>>>

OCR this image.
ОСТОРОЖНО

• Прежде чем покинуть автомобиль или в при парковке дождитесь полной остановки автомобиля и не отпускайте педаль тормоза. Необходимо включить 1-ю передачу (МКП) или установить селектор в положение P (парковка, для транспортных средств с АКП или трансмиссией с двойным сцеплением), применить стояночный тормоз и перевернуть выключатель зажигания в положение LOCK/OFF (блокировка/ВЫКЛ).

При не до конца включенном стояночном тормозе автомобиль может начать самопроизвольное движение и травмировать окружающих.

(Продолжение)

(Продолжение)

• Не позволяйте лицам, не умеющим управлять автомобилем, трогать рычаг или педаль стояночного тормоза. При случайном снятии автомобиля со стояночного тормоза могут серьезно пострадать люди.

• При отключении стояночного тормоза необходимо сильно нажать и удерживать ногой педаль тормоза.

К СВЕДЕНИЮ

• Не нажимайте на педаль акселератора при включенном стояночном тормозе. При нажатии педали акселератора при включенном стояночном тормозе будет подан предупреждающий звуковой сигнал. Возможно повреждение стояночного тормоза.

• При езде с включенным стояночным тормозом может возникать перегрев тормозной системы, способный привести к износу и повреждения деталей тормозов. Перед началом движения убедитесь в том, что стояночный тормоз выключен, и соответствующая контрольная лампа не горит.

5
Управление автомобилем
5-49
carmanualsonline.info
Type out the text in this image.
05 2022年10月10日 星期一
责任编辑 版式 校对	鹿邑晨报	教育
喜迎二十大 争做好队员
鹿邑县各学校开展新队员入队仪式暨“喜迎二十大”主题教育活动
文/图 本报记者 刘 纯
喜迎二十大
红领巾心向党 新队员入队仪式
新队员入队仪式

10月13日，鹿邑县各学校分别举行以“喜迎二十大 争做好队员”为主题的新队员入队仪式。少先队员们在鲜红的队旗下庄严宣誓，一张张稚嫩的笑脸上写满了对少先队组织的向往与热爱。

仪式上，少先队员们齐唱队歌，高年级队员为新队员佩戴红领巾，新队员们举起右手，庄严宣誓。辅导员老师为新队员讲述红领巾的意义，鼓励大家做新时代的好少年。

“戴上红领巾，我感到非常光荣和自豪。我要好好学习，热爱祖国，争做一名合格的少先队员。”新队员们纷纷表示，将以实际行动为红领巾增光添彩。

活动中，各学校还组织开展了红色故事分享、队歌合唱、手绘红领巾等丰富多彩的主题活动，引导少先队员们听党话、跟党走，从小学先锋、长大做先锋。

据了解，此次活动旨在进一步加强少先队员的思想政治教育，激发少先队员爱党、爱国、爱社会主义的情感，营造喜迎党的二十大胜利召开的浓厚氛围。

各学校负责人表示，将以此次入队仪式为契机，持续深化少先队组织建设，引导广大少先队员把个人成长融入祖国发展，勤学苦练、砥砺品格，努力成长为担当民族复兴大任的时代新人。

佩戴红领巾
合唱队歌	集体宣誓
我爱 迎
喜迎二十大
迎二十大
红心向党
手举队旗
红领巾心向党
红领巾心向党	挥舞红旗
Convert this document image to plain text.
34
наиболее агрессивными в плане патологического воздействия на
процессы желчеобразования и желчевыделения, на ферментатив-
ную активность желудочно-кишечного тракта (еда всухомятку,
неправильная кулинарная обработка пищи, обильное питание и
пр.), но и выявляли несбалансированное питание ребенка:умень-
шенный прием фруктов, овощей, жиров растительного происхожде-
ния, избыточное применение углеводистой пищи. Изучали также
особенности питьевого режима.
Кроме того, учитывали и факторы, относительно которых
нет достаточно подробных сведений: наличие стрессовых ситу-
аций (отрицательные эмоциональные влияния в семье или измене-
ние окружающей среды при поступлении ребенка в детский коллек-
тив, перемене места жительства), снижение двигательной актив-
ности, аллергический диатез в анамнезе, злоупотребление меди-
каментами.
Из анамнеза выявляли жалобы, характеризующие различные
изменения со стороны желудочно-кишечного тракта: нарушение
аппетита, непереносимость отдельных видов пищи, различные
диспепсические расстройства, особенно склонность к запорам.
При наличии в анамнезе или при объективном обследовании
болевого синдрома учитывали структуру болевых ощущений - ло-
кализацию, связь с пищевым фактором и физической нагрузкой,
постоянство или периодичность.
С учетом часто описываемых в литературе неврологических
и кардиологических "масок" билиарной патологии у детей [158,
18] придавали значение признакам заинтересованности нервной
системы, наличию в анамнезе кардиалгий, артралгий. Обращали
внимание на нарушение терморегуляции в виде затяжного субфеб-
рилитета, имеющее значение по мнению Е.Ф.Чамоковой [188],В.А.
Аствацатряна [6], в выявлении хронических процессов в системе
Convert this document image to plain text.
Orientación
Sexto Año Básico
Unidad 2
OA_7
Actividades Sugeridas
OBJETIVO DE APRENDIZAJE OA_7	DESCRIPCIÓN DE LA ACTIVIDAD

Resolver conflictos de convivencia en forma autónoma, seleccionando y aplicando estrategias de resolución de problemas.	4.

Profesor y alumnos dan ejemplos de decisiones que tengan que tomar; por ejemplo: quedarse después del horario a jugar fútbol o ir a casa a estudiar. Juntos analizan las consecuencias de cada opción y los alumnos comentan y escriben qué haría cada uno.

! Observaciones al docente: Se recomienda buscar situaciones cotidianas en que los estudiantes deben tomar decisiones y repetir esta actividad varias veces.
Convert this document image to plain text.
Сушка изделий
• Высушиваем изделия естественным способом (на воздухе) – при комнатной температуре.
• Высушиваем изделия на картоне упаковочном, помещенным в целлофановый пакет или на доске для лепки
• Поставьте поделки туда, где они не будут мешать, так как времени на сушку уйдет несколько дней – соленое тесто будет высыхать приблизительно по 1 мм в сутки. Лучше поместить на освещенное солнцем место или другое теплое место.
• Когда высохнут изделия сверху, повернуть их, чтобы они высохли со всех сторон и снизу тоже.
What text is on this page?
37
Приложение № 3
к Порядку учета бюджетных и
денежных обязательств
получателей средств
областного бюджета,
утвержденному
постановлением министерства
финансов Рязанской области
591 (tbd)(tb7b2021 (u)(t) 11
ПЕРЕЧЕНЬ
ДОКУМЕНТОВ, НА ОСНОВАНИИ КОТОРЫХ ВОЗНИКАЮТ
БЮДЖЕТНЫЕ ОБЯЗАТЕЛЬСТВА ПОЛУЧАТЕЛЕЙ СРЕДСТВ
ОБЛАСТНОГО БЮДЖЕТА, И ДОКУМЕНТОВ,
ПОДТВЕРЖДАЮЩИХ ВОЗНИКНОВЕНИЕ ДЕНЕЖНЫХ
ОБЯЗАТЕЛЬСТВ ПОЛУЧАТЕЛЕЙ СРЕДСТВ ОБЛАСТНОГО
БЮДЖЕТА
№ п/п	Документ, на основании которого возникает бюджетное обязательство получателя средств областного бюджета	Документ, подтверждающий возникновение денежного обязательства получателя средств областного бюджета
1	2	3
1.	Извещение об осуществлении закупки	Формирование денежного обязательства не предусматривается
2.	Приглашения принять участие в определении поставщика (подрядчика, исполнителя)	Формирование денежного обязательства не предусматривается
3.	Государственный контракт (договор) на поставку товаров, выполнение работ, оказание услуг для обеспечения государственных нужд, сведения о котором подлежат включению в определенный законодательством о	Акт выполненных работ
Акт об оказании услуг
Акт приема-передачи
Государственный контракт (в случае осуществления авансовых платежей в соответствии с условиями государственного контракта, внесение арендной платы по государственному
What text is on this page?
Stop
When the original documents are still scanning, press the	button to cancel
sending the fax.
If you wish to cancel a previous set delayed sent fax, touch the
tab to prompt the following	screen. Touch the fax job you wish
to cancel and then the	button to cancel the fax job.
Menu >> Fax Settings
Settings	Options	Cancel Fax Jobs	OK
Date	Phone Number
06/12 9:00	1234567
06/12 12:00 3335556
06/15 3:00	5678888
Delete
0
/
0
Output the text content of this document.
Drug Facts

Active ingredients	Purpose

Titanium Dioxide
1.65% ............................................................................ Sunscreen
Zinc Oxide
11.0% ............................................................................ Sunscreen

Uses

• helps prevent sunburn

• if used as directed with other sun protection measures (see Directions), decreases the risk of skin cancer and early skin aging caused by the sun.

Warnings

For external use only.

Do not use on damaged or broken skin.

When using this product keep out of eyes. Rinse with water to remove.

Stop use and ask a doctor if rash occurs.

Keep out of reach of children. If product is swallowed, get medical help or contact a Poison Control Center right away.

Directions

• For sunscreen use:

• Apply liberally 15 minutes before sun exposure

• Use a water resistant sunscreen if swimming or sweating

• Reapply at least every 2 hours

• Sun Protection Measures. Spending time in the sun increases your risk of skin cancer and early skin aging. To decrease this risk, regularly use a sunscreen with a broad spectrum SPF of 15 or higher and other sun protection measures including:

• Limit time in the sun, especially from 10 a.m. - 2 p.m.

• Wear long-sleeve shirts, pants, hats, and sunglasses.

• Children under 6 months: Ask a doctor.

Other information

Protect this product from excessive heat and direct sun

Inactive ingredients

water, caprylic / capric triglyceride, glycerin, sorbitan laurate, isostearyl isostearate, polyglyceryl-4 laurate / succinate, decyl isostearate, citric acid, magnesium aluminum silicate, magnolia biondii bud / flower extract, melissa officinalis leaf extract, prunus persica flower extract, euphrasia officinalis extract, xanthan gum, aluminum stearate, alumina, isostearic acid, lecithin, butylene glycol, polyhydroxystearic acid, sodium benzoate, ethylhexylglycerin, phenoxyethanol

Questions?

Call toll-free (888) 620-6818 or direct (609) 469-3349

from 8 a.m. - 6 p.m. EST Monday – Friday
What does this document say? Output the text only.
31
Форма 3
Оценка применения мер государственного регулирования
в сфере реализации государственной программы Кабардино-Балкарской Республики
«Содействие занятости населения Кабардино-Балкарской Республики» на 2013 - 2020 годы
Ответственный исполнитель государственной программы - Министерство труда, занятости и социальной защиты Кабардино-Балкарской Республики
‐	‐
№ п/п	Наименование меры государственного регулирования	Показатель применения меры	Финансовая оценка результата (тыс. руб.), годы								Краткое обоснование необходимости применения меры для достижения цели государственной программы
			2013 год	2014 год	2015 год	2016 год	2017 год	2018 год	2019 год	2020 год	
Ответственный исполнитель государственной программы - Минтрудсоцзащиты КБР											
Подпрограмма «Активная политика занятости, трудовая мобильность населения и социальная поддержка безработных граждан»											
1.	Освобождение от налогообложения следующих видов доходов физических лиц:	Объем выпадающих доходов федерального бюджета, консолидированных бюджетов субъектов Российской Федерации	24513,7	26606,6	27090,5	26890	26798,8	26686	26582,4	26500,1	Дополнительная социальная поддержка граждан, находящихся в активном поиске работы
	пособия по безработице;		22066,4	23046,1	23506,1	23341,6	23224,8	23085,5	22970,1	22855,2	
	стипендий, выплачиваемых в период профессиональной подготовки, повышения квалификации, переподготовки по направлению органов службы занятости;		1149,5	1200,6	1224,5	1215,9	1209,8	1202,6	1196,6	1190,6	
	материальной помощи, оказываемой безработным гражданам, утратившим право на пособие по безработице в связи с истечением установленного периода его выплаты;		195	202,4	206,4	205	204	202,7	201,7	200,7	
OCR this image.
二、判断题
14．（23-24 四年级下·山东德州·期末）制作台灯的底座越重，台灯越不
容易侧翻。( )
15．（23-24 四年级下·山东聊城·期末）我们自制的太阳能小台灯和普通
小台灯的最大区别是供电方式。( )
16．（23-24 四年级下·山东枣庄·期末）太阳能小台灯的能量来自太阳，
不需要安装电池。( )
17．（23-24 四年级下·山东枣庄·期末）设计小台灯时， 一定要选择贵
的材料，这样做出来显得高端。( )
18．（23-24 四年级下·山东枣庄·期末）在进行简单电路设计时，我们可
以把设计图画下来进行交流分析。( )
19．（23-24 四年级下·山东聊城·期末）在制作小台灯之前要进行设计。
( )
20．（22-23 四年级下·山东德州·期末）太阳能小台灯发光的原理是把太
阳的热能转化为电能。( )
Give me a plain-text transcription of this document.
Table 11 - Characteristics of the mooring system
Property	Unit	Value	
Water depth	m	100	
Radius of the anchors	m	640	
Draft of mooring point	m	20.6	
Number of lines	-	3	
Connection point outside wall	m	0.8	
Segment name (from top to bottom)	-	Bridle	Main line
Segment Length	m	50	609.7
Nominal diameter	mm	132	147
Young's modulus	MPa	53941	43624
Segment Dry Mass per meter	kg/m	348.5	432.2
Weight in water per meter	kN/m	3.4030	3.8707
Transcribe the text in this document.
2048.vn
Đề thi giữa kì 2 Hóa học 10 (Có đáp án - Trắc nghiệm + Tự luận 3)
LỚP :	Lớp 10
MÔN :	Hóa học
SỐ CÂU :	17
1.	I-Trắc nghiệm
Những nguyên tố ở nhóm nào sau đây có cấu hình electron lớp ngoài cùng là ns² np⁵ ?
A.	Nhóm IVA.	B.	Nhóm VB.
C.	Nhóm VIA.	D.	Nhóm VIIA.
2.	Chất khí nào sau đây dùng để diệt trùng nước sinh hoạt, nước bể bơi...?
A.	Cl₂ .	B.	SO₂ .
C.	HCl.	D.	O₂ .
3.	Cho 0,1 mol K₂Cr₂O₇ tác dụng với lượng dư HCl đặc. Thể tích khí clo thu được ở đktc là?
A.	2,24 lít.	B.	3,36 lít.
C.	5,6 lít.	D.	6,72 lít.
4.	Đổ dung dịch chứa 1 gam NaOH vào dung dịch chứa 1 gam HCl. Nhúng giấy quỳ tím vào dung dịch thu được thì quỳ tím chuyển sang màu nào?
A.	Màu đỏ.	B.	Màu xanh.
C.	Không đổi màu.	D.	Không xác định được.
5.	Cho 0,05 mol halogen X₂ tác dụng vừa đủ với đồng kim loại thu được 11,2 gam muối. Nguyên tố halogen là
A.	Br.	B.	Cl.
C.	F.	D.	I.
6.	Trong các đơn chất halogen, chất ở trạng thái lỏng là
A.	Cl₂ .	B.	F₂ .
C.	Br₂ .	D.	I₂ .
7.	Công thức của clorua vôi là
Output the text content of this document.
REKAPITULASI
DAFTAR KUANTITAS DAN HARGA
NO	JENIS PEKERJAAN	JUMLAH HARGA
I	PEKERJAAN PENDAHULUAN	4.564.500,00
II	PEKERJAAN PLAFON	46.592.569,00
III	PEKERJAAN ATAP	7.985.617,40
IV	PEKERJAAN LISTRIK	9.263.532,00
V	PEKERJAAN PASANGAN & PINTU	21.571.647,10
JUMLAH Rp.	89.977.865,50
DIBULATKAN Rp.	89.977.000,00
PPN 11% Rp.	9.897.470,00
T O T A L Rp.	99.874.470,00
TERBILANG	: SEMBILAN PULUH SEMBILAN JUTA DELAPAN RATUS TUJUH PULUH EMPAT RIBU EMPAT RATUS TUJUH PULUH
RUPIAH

<<<

Given task
Select every line of the material above holding the word "ребенка" and copy it.

Result for this task
пр.), но и выявляли несбалансированное питание ребенка:умень-
ние окружающей среды при поступлении ребенка в детский коллек-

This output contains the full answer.